> [Direction] Set down the material below in full, matching it exactly.

──────── Task data

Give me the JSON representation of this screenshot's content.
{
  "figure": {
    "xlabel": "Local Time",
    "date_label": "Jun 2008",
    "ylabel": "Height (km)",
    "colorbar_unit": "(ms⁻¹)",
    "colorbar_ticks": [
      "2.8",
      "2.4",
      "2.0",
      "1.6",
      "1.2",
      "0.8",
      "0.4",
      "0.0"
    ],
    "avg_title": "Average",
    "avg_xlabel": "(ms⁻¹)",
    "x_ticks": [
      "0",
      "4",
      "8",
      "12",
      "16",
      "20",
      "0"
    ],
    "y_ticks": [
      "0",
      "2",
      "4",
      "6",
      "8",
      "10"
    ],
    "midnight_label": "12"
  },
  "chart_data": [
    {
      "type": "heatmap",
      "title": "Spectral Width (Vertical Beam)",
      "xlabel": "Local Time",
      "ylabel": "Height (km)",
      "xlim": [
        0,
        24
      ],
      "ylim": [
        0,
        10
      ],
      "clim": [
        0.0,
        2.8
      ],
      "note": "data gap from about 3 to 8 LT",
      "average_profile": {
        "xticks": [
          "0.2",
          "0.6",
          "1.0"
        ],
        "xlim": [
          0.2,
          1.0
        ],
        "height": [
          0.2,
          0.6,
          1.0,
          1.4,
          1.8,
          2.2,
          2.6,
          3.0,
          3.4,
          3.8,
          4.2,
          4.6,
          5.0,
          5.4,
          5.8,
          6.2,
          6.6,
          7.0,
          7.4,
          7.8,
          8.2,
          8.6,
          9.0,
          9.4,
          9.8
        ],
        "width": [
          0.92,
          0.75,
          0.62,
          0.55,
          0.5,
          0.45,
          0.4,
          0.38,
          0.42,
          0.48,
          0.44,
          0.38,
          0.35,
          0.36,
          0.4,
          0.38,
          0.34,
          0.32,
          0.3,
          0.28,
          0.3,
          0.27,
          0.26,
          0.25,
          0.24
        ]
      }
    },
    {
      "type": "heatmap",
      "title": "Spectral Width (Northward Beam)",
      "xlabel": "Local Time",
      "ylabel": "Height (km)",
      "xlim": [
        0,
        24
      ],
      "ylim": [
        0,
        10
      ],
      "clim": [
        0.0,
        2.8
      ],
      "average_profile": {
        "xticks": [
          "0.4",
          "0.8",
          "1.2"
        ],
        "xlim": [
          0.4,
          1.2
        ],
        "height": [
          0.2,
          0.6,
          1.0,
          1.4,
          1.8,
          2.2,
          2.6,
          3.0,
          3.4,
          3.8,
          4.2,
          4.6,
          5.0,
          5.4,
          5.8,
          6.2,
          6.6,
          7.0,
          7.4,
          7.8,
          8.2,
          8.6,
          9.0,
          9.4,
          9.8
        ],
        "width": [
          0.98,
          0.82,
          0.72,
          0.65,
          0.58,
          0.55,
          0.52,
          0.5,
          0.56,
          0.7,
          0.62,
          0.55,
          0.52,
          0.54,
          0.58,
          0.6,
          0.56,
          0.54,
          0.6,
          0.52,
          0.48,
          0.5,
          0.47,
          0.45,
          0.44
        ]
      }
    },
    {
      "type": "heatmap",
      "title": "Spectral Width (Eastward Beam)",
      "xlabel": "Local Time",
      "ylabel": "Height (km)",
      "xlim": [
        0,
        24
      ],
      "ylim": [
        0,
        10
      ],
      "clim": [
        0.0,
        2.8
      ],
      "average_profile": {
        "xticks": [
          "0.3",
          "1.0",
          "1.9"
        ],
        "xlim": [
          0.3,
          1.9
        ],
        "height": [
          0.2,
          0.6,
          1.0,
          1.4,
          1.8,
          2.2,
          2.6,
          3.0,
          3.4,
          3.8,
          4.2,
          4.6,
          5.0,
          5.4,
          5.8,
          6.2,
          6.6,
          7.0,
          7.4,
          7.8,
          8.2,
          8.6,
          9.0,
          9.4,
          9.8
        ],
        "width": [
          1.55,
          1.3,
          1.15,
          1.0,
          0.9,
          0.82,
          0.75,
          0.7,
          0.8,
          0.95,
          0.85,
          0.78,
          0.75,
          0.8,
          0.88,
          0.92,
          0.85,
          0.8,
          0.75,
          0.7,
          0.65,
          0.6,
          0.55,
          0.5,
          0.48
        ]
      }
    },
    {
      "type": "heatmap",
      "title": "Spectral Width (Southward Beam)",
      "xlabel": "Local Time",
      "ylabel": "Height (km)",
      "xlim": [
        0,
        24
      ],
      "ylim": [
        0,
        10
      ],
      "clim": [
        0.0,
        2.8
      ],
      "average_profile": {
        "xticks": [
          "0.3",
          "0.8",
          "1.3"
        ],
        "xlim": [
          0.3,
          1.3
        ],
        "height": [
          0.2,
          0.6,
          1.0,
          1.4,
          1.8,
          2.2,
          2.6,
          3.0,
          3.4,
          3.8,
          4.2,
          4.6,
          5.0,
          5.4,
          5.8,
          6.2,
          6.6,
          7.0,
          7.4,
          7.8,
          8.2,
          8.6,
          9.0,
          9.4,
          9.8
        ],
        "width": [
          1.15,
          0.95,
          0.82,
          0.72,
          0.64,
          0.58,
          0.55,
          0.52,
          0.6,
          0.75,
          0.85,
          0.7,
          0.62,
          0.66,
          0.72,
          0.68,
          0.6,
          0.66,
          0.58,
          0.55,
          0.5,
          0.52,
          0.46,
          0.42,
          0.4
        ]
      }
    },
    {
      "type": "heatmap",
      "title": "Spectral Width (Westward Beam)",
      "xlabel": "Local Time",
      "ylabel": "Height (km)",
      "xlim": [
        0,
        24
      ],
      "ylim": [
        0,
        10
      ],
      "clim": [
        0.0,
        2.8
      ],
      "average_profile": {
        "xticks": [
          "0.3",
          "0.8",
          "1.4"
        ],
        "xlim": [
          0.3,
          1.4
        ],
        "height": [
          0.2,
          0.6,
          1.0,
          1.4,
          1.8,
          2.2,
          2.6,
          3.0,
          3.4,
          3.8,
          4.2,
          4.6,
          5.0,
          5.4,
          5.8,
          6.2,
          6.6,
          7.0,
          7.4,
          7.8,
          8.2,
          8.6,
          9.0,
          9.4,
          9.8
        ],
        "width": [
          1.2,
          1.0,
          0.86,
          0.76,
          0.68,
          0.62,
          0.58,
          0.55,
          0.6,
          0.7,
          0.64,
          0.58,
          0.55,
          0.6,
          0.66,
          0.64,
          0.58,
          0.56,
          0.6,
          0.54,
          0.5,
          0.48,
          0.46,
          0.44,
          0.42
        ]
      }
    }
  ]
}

────────────────

> [Answer to this exercise]
Give me the JSON representation of this screenshot's content.
{
  "figure": {
    "xlabel": "Local Time",
    "date_label": "Jun 2008",
    "ylabel": "Height (km)",
    "colorbar_unit": "(ms⁻¹)",
    "colorbar_ticks": [
      "2.8",
      "2.4",
      "2.0",
      "1.6",
      "1.2",
      "0.8",
      "0.4",
      "0.0"
    ],
    "avg_title": "Average",
    "avg_xlabel": "(ms⁻¹)",
    "x_ticks": [
      "0",
      "4",
      "8",
      "12",
      "16",
      "20",
      "0"
    ],
    "y_ticks": [
      "0",
      "2",
      "4",
      "6",
      "8",
      "10"
    ],
    "midnight_label": "12"
  },
  "chart_data": [
    {
      "type": "heatmap",
      "title": "Spectral Width (Vertical Beam)",
      "xlabel": "Local Time",
      "ylabel": "Height (km)",
      "xlim": [
        0,
        24
      ],
      "ylim": [
        0,
        10
      ],
      "clim": [
        0.0,
        2.8
      ],
      "note": "data gap from about 3 to 8 LT",
      "average_profile": {
        "xticks": [
          "0.2",
          "0.6",
          "1.0"
        ],
        "xlim": [
          0.2,
          1.0
        ],
        "height": [
          0.2,
          0.6,
          1.0,
          1.4,
          1.8,
          2.2,
          2.6,
          3.0,
          3.4,
          3.8,
          4.2,
          4.6,
          5.0,
          5.4,
          5.8,
          6.2,
          6.6,
          7.0,
          7.4,
          7.8,
          8.2,
          8.6,
          9.0,
          9.4,
          9.8
        ],
        "width": [
          0.92,
          0.75,
          0.62,
          0.55,
          0.5,
          0.45,
          0.4,
          0.38,
          0.42,
          0.48,
          0.44,
          0.38,
          0.35,
          0.36,
          0.4,
          0.38,
          0.34,
          0.32,
          0.3,
          0.28,
          0.3,
          0.27,
          0.26,
          0.25,
          0.24
        ]
      }
    },
    {
      "type": "heatmap",
      "title": "Spectral Width (Northward Beam)",
      "xlabel": "Local Time",
      "ylabel": "Height (km)",
      "xlim": [
        0,
        24
      ],
      "ylim": [
        0,
        10
      ],
      "clim": [
        0.0,
        2.8
      ],
      "average_profile": {
        "xticks": [
          "0.4",
          "0.8",
          "1.2"
        ],
        "xlim": [
          0.4,
          1.2
        ],
        "height": [
          0.2,
          0.6,
          1.0,
          1.4,
          1.8,
          2.2,
          2.6,
          3.0,
          3.4,
          3.8,
          4.2,
          4.6,
          5.0,
          5.4,
          5.8,
          6.2,
          6.6,
          7.0,
          7.4,
          7.8,
          8.2,
          8.6,
          9.0,
          9.4,
          9.8
        ],
        "width": [
          0.98,
          0.82,
          0.72,
          0.65,
          0.58,
          0.55,
          0.52,
          0.5,
          0.56,
          0.7,
          0.62,
          0.55,
          0.52,
          0.54,
          0.58,
          0.6,
          0.56,
          0.54,
          0.6,
          0.52,
          0.48,
          0.5,
          0.47,
          0.45,
          0.44
        ]
      }
    },
    {
      "type": "heatmap",
      "title": "Spectral Width (Eastward Beam)",
      "xlabel": "Local Time",
      "ylabel": "Height (km)",
      "xlim": [
        0,
        24
      ],
      "ylim": [
        0,
        10
      ],
      "clim": [
        0.0,
        2.8
      ],
      "average_profile": {
        "xticks": [
          "0.3",
          "1.0",
          "1.9"
        ],
        "xlim": [
          0.3,
          1.9
        ],
        "height": [
          0.2,
          0.6,
          1.0,
          1.4,
          1.8,
          2.2,
          2.6,
          3.0,
          3.4,
          3.8,
          4.2,
          4.6,
          5.0,
          5.4,
          5.8,
          6.2,
          6.6,
          7.0,
          7.4,
          7.8,
          8.2,
          8.6,
          9.0,
          9.4,
          9.8
        ],
        "width": [
          1.55,
          1.3,
          1.15,
          1.0,
          0.9,
          0.82,
          0.75,
          0.7,
          0.8,
          0.95,
          0.85,
          0.78,
          0.75,
          0.8,
          0.88,
          0.92,
          0.85,
          0.8,
          0.75,
          0.7,
          0.65,
          0.6,
          0.55,
          0.5,
          0.48
        ]
      }
    },
    {
      "type": "heatmap",
      "title": "Spectral Width (Southward Beam)",
      "xlabel": "Local Time",
      "ylabel": "Height (km)",
      "xlim": [
        0,
        24
      ],
      "ylim": [
        0,
        10
      ],
      "clim": [
        0.0,
        2.8
      ],
      "average_profile": {
        "xticks": [
          "0.3",
          "0.8",
          "1.3"
        ],
        "xlim": [
          0.3,
          1.3
        ],
        "height": [
          0.2,
          0.6,
          1.0,
          1.4,
          1.8,
          2.2,
          2.6,
          3.0,
          3.4,
          3.8,
          4.2,
          4.6,
          5.0,
          5.4,
          5.8,
          6.2,
          6.6,
          7.0,
          7.4,
          7.8,
          8.2,
          8.6,
          9.0,
          9.4,
          9.8
        ],
        "width": [
          1.15,
          0.95,
          0.82,
          0.72,
          0.64,
          0.58,
          0.55,
          0.52,
          0.6,
          0.75,
          0.85,
          0.7,
          0.62,
          0.66,
          0.72,
          0.68,
          0.6,
          0.66,
          0.58,
          0.55,
          0.5,
          0.52,
          0.46,
          0.42,
          0.4
        ]
      }
    },
    {
      "type": "heatmap",
      "title": "Spectral Width (Westward Beam)",
      "xlabel": "Local Time",
      "ylabel": "Height (km)",
      "xlim": [
        0,
        24
      ],
      "ylim": [
        0,
        10
      ],
      "clim": [
        0.0,
        2.8
      ],
      "average_profile": {
        "xticks": [
          "0.3",
          "0.8",
          "1.4"
        ],
        "xlim": [
          0.3,
          1.4
        ],
        "height": [
          0.2,
          0.6,
          1.0,
          1.4,
          1.8,
          2.2,
          2.6,
          3.0,
          3.4,
          3.8,
          4.2,
          4.6,
          5.0,
          5.4,
          5.8,
          6.2,
          6.6,
          7.0,
          7.4,
          7.8,
          8.2,
          8.6,
          9.0,
          9.4,
          9.8
        ],
        "width": [
          1.2,
          1.0,
          0.86,
          0.76,
          0.68,
          0.62,
          0.58,
          0.55,
          0.6,
          0.7,
          0.64,
          0.58,
          0.55,
          0.6,
          0.66,
          0.64,
          0.58,
          0.56,
          0.6,
          0.54,
          0.5,
          0.48,
          0.46,
          0.44,
          0.42
        ]
      }
    }
  ]
}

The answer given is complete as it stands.